> [Exercise directions]:
Repeat everything in the material exactly.

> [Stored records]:
========================================

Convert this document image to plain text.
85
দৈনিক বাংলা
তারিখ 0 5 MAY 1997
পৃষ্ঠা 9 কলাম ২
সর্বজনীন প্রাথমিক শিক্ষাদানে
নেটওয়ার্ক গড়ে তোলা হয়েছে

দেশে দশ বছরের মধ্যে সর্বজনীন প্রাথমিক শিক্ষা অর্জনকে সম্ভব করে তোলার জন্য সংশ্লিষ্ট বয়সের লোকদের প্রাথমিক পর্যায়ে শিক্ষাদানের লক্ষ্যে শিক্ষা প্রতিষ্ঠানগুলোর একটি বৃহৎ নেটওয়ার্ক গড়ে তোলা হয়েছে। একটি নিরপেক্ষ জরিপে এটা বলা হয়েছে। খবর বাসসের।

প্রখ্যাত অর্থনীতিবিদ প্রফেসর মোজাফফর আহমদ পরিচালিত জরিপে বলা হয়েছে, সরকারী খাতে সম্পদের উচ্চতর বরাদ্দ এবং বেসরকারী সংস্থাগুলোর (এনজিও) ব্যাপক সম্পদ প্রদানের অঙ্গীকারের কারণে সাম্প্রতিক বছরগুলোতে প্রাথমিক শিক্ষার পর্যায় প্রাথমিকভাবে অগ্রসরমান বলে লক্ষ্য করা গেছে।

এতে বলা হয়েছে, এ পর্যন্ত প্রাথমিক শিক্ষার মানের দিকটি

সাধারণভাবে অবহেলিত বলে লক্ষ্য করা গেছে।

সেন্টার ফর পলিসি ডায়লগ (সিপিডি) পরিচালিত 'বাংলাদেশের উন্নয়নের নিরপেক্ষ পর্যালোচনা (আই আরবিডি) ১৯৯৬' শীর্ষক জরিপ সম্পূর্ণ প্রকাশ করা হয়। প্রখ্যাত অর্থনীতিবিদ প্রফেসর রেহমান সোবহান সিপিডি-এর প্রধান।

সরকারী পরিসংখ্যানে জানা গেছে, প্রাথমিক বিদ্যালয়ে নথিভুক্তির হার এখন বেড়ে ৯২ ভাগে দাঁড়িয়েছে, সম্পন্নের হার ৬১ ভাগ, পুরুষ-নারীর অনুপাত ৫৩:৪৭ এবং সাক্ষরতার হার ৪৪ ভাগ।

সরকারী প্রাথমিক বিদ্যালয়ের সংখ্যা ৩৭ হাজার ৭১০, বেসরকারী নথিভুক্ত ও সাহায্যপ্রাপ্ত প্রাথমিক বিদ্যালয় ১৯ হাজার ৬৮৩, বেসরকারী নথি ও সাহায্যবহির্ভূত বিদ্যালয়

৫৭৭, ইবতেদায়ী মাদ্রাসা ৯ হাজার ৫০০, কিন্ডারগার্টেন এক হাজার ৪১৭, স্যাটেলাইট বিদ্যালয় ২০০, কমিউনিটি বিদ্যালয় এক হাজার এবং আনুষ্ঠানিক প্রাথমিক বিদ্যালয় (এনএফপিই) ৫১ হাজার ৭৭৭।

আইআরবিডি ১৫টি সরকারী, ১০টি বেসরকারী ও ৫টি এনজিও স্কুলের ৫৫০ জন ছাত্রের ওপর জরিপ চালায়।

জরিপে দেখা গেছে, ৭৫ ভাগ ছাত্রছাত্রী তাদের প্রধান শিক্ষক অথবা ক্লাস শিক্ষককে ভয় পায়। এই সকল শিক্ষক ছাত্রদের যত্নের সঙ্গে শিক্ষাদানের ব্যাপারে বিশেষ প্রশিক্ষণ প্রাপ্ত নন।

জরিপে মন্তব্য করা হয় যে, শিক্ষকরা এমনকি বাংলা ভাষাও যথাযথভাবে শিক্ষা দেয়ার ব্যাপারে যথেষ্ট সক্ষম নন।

========================================

> [Final result]:
Convert this document image to plain text.
85
দৈনিক বাংলা
তারিখ 0 5 MAY 1997
পৃষ্ঠা 9 কলাম ২
সর্বজনীন প্রাথমিক শিক্ষাদানে
নেটওয়ার্ক গড়ে তোলা হয়েছে

দেশে দশ বছরের মধ্যে সর্বজনীন প্রাথমিক শিক্ষা অর্জনকে সম্ভব করে তোলার জন্য সংশ্লিষ্ট বয়সের লোকদের প্রাথমিক পর্যায়ে শিক্ষাদানের লক্ষ্যে শিক্ষা প্রতিষ্ঠানগুলোর একটি বৃহৎ নেটওয়ার্ক গড়ে তোলা হয়েছে। একটি নিরপেক্ষ জরিপে এটা বলা হয়েছে। খবর বাসসের।

প্রখ্যাত অর্থনীতিবিদ প্রফেসর মোজাফফর আহমদ পরিচালিত জরিপে বলা হয়েছে, সরকারী খাতে সম্পদের উচ্চতর বরাদ্দ এবং বেসরকারী সংস্থাগুলোর (এনজিও) ব্যাপক সম্পদ প্রদানের অঙ্গীকারের কারণে সাম্প্রতিক বছরগুলোতে প্রাথমিক শিক্ষার পর্যায় প্রাথমিকভাবে অগ্রসরমান বলে লক্ষ্য করা গেছে।

এতে বলা হয়েছে, এ পর্যন্ত প্রাথমিক শিক্ষার মানের দিকটি

সাধারণভাবে অবহেলিত বলে লক্ষ্য করা গেছে।

সেন্টার ফর পলিসি ডায়লগ (সিপিডি) পরিচালিত 'বাংলাদেশের উন্নয়নের নিরপেক্ষ পর্যালোচনা (আই আরবিডি) ১৯৯৬' শীর্ষক জরিপ সম্পূর্ণ প্রকাশ করা হয়। প্রখ্যাত অর্থনীতিবিদ প্রফেসর রেহমান সোবহান সিপিডি-এর প্রধান।

সরকারী পরিসংখ্যানে জানা গেছে, প্রাথমিক বিদ্যালয়ে নথিভুক্তির হার এখন বেড়ে ৯২ ভাগে দাঁড়িয়েছে, সম্পন্নের হার ৬১ ভাগ, পুরুষ-নারীর অনুপাত ৫৩:৪৭ এবং সাক্ষরতার হার ৪৪ ভাগ।

সরকারী প্রাথমিক বিদ্যালয়ের সংখ্যা ৩৭ হাজার ৭১০, বেসরকারী নথিভুক্ত ও সাহায্যপ্রাপ্ত প্রাথমিক বিদ্যালয় ১৯ হাজার ৬৮৩, বেসরকারী নথি ও সাহায্যবহির্ভূত বিদ্যালয়

৫৭৭, ইবতেদায়ী মাদ্রাসা ৯ হাজার ৫০০, কিন্ডারগার্টেন এক হাজার ৪১৭, স্যাটেলাইট বিদ্যালয় ২০০, কমিউনিটি বিদ্যালয় এক হাজার এবং আনুষ্ঠানিক প্রাথমিক বিদ্যালয় (এনএফপিই) ৫১ হাজার ৭৭৭।

আইআরবিডি ১৫টি সরকারী, ১০টি বেসরকারী ও ৫টি এনজিও স্কুলের ৫৫০ জন ছাত্রের ওপর জরিপ চালায়।

জরিপে দেখা গেছে, ৭৫ ভাগ ছাত্রছাত্রী তাদের প্রধান শিক্ষক অথবা ক্লাস শিক্ষককে ভয় পায়। এই সকল শিক্ষক ছাত্রদের যত্নের সঙ্গে শিক্ষাদানের ব্যাপারে বিশেষ প্রশিক্ষণ প্রাপ্ত নন।

জরিপে মন্তব্য করা হয় যে, শিক্ষকরা এমনকি বাংলা ভাষাও যথাযথভাবে শিক্ষা দেয়ার ব্যাপারে যথেষ্ট সক্ষম নন।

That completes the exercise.